* _Given records_

START

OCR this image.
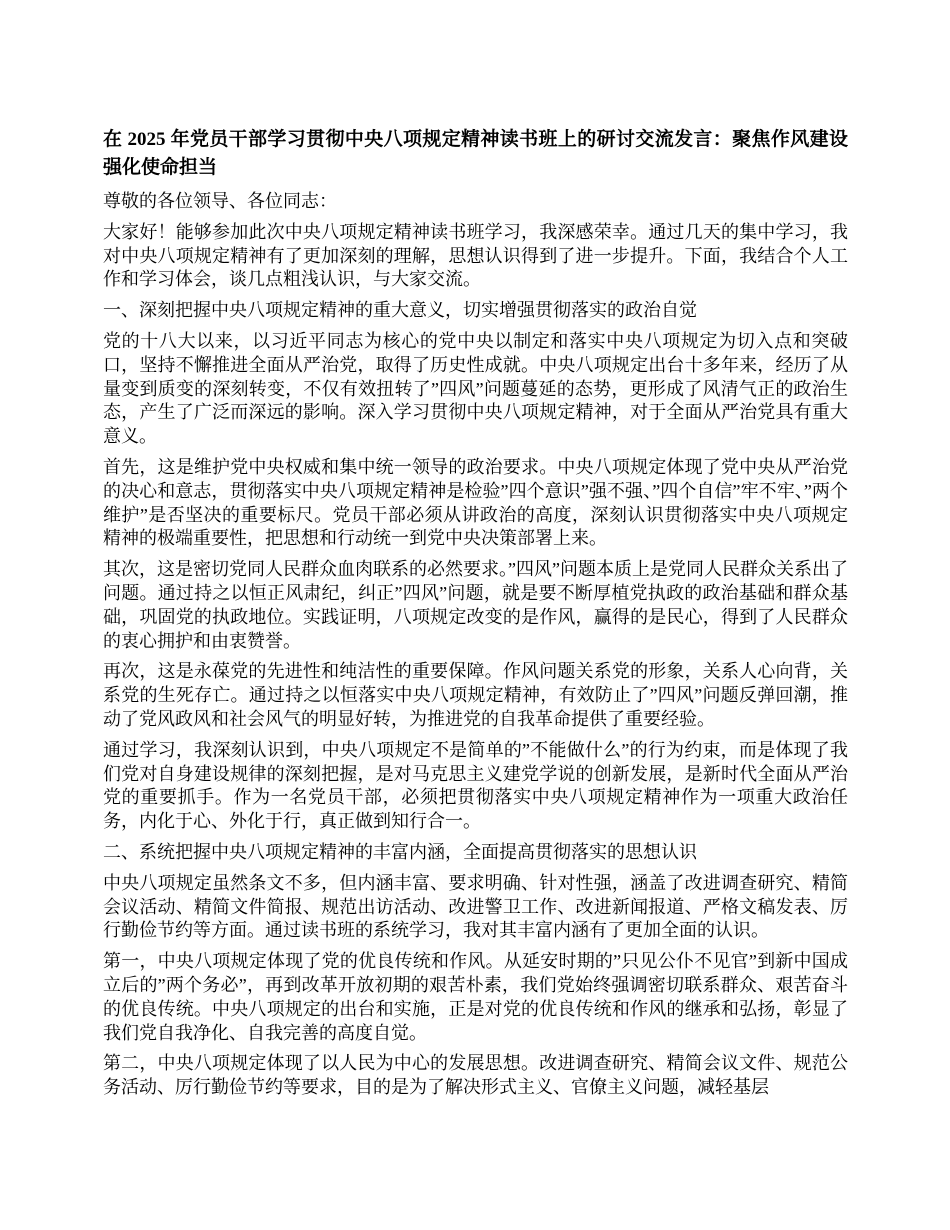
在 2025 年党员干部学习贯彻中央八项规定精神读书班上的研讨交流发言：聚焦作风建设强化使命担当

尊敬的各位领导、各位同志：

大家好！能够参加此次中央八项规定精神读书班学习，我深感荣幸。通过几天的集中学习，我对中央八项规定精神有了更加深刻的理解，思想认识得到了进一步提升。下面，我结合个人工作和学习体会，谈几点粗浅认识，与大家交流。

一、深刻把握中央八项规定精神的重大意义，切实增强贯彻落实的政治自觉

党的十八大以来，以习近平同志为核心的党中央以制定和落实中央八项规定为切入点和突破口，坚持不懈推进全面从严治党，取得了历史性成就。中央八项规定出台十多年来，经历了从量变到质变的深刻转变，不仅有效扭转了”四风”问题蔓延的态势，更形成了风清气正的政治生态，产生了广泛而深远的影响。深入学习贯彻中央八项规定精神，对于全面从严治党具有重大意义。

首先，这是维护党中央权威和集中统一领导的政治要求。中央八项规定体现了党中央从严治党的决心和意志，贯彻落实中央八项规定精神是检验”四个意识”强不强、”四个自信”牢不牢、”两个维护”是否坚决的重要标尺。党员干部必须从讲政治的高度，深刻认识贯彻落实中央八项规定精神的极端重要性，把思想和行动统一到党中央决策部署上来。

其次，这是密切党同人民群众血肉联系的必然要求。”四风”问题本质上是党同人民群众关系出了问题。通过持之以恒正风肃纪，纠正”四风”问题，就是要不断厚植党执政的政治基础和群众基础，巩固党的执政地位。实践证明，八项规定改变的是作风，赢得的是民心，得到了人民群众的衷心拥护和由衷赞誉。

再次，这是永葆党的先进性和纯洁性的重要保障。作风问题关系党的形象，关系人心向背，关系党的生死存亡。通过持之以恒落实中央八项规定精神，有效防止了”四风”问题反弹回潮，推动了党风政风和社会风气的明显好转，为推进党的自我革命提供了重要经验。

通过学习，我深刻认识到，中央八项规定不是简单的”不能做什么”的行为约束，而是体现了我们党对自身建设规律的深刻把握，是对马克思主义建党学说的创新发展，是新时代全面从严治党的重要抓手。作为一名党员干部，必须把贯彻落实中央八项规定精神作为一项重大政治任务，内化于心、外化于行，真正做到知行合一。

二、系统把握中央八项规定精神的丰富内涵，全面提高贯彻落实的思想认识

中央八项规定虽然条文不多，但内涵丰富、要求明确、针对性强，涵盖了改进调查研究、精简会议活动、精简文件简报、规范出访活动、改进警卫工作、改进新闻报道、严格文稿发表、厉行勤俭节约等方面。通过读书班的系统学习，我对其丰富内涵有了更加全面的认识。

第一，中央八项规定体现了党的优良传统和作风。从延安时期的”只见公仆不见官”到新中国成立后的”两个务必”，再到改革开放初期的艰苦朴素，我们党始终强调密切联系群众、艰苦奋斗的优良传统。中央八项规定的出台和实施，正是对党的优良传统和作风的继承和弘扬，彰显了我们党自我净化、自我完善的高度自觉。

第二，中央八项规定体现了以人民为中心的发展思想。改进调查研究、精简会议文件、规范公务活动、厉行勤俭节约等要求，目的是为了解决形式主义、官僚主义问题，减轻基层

END

* _Instruction_
Copy the listing word for word, excluding its pictures.

* _Correct answer_
OCR this image.
在 2025 年党员干部学习贯彻中央八项规定精神读书班上的研讨交流发言：聚焦作风建设强化使命担当

尊敬的各位领导、各位同志：

大家好！能够参加此次中央八项规定精神读书班学习，我深感荣幸。通过几天的集中学习，我对中央八项规定精神有了更加深刻的理解，思想认识得到了进一步提升。下面，我结合个人工作和学习体会，谈几点粗浅认识，与大家交流。

一、深刻把握中央八项规定精神的重大意义，切实增强贯彻落实的政治自觉

党的十八大以来，以习近平同志为核心的党中央以制定和落实中央八项规定为切入点和突破口，坚持不懈推进全面从严治党，取得了历史性成就。中央八项规定出台十多年来，经历了从量变到质变的深刻转变，不仅有效扭转了”四风”问题蔓延的态势，更形成了风清气正的政治生态，产生了广泛而深远的影响。深入学习贯彻中央八项规定精神，对于全面从严治党具有重大意义。

首先，这是维护党中央权威和集中统一领导的政治要求。中央八项规定体现了党中央从严治党的决心和意志，贯彻落实中央八项规定精神是检验”四个意识”强不强、”四个自信”牢不牢、”两个维护”是否坚决的重要标尺。党员干部必须从讲政治的高度，深刻认识贯彻落实中央八项规定精神的极端重要性，把思想和行动统一到党中央决策部署上来。

其次，这是密切党同人民群众血肉联系的必然要求。”四风”问题本质上是党同人民群众关系出了问题。通过持之以恒正风肃纪，纠正”四风”问题，就是要不断厚植党执政的政治基础和群众基础，巩固党的执政地位。实践证明，八项规定改变的是作风，赢得的是民心，得到了人民群众的衷心拥护和由衷赞誉。

再次，这是永葆党的先进性和纯洁性的重要保障。作风问题关系党的形象，关系人心向背，关系党的生死存亡。通过持之以恒落实中央八项规定精神，有效防止了”四风”问题反弹回潮，推动了党风政风和社会风气的明显好转，为推进党的自我革命提供了重要经验。

通过学习，我深刻认识到，中央八项规定不是简单的”不能做什么”的行为约束，而是体现了我们党对自身建设规律的深刻把握，是对马克思主义建党学说的创新发展，是新时代全面从严治党的重要抓手。作为一名党员干部，必须把贯彻落实中央八项规定精神作为一项重大政治任务，内化于心、外化于行，真正做到知行合一。

二、系统把握中央八项规定精神的丰富内涵，全面提高贯彻落实的思想认识

中央八项规定虽然条文不多，但内涵丰富、要求明确、针对性强，涵盖了改进调查研究、精简会议活动、精简文件简报、规范出访活动、改进警卫工作、改进新闻报道、严格文稿发表、厉行勤俭节约等方面。通过读书班的系统学习，我对其丰富内涵有了更加全面的认识。

第一，中央八项规定体现了党的优良传统和作风。从延安时期的”只见公仆不见官”到新中国成立后的”两个务必”，再到改革开放初期的艰苦朴素，我们党始终强调密切联系群众、艰苦奋斗的优良传统。中央八项规定的出台和实施，正是对党的优良传统和作风的继承和弘扬，彰显了我们党自我净化、自我完善的高度自觉。

第二，中央八项规定体现了以人民为中心的发展思想。改进调查研究、精简会议文件、规范公务活动、厉行勤俭节约等要求，目的是为了解决形式主义、官僚主义问题，减轻基层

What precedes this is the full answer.